▶ The problem: Show all lines from the listing below that contain "color".

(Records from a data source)

^^^^

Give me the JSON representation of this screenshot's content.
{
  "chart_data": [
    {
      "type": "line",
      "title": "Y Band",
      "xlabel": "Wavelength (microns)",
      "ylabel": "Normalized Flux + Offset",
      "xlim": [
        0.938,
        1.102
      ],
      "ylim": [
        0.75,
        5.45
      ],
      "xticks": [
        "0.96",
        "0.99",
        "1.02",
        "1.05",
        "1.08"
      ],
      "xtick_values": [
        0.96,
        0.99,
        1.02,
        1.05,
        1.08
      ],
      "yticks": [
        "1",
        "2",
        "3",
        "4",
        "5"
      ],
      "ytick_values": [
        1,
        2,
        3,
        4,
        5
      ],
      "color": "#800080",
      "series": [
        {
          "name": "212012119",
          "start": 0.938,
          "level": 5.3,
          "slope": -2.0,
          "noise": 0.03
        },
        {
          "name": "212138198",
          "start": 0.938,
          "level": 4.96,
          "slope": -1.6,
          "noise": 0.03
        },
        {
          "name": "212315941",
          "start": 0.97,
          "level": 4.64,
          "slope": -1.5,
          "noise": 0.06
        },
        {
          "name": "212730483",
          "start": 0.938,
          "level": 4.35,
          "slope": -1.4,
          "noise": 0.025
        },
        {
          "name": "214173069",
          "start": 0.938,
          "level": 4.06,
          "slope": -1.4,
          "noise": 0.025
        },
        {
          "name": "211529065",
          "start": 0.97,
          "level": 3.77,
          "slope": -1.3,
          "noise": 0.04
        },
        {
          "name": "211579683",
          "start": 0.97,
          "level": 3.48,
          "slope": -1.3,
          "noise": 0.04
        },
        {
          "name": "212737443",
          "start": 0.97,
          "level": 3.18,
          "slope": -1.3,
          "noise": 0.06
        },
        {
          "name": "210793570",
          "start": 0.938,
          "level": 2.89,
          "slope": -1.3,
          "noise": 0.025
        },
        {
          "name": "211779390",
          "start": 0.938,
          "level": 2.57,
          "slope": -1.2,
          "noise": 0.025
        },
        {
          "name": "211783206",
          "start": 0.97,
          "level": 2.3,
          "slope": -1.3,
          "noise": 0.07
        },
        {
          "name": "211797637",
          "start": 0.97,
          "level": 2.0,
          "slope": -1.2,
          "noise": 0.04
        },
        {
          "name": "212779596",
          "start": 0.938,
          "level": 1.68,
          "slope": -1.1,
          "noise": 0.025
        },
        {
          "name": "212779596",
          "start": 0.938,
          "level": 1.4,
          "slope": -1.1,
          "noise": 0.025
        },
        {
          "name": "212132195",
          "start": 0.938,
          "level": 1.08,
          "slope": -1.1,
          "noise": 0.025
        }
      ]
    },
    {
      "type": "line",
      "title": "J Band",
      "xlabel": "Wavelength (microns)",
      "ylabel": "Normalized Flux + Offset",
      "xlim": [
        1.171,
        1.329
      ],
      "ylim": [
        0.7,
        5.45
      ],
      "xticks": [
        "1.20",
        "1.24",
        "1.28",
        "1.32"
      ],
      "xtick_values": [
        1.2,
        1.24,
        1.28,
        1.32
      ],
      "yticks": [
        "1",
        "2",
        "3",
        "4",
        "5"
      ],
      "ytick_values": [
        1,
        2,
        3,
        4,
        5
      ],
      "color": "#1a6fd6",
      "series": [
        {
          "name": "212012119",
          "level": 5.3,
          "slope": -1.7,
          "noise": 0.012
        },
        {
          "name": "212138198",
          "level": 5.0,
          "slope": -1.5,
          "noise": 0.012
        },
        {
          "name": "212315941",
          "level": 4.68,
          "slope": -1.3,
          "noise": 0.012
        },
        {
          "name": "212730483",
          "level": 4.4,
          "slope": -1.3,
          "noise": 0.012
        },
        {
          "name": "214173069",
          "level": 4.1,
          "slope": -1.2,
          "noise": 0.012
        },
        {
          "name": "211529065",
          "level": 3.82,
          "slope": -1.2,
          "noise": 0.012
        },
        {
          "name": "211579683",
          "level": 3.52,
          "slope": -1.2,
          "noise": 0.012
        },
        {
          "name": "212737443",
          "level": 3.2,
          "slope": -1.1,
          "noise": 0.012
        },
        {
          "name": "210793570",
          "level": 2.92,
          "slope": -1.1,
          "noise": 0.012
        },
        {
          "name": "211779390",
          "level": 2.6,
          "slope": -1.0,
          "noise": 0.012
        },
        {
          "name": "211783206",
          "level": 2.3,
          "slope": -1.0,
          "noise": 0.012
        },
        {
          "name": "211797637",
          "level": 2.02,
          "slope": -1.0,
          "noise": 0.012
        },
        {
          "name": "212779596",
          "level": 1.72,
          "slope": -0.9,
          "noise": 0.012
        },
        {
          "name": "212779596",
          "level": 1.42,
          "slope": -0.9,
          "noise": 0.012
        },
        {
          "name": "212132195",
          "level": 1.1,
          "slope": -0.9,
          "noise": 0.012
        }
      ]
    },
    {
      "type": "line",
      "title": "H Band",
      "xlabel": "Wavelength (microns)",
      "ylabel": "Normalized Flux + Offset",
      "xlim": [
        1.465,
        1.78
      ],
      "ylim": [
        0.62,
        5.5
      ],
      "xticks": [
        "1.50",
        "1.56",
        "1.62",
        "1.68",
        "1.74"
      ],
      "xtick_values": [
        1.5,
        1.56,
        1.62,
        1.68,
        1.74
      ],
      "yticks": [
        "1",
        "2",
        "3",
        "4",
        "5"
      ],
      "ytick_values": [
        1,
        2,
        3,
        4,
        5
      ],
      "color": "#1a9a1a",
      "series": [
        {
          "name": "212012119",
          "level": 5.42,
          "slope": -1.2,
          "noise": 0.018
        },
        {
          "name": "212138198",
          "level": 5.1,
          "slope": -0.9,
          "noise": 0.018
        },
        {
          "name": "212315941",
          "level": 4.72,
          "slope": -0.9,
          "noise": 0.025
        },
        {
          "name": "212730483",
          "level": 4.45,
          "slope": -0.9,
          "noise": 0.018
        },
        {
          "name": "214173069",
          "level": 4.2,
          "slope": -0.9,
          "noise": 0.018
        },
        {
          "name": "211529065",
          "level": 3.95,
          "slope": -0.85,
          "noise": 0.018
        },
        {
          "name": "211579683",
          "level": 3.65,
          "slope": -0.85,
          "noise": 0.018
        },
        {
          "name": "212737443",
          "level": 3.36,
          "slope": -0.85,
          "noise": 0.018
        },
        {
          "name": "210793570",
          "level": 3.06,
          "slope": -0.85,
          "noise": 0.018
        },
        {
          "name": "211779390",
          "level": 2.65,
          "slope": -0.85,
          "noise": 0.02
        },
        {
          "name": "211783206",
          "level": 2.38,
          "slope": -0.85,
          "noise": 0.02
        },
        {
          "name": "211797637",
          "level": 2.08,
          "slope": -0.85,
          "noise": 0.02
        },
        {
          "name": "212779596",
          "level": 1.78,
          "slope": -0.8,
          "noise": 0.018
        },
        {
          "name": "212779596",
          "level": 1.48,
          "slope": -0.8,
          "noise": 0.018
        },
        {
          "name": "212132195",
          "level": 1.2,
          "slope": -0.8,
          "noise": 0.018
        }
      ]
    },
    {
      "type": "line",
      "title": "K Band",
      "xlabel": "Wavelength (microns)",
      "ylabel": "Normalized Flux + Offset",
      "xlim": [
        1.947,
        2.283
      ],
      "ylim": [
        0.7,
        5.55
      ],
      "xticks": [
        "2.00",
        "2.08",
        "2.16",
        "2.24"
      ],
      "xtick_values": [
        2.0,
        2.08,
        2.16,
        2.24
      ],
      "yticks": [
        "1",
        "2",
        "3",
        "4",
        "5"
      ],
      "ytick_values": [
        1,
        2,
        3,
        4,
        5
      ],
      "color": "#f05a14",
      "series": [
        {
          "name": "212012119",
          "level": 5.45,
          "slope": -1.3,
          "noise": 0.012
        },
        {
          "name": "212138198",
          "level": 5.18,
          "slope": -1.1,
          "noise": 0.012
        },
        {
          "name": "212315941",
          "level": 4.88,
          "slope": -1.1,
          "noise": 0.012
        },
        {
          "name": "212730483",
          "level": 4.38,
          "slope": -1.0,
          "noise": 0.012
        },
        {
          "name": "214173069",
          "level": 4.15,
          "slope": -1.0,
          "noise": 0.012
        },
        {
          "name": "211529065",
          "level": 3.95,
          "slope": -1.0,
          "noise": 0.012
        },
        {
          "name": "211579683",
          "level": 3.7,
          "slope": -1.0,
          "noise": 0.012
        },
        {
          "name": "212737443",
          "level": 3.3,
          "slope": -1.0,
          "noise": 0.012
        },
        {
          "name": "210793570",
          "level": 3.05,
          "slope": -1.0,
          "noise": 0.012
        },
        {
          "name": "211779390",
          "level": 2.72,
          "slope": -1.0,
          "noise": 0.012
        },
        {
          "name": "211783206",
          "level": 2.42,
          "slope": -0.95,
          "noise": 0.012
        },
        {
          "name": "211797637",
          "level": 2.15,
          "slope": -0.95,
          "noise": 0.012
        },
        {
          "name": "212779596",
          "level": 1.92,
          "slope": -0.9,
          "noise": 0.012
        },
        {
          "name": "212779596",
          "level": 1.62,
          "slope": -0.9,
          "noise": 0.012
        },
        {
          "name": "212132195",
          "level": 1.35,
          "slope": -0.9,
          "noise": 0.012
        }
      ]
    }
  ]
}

^^^^

▶ Solution for this exercise:
      "color": "#800080",
      "color": "#1a6fd6",
      "color": "#1a9a1a",
      "color": "#f05a14",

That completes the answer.